» What you will do
Filter the lines below, copying only those with the string "motion".

» Data records
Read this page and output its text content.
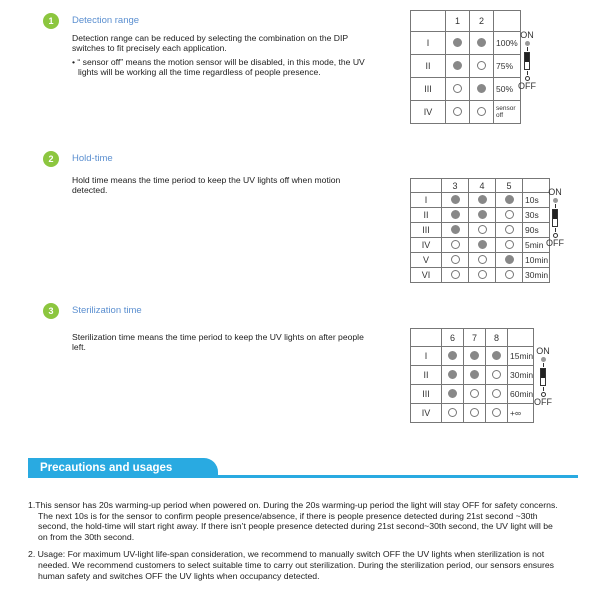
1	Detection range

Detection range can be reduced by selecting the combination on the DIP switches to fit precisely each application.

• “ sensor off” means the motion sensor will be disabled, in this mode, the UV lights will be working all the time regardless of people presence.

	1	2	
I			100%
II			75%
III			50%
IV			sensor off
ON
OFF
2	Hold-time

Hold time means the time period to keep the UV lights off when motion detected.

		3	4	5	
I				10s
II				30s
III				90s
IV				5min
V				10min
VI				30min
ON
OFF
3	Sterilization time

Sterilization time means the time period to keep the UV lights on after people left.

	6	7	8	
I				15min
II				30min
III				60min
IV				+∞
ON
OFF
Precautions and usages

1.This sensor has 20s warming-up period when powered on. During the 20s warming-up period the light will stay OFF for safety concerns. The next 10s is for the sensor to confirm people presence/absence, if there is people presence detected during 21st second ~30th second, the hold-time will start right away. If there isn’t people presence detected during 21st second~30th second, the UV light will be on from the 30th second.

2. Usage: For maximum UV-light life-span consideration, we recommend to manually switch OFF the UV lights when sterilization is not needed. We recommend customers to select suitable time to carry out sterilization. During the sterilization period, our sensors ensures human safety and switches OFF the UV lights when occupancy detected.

» Result for this exercise
• “ sensor off” means the motion sensor will be disabled, in this mode, the UV lights will be working all the time regardless of people presence.
Hold time means the time period to keep the UV lights off when motion detected.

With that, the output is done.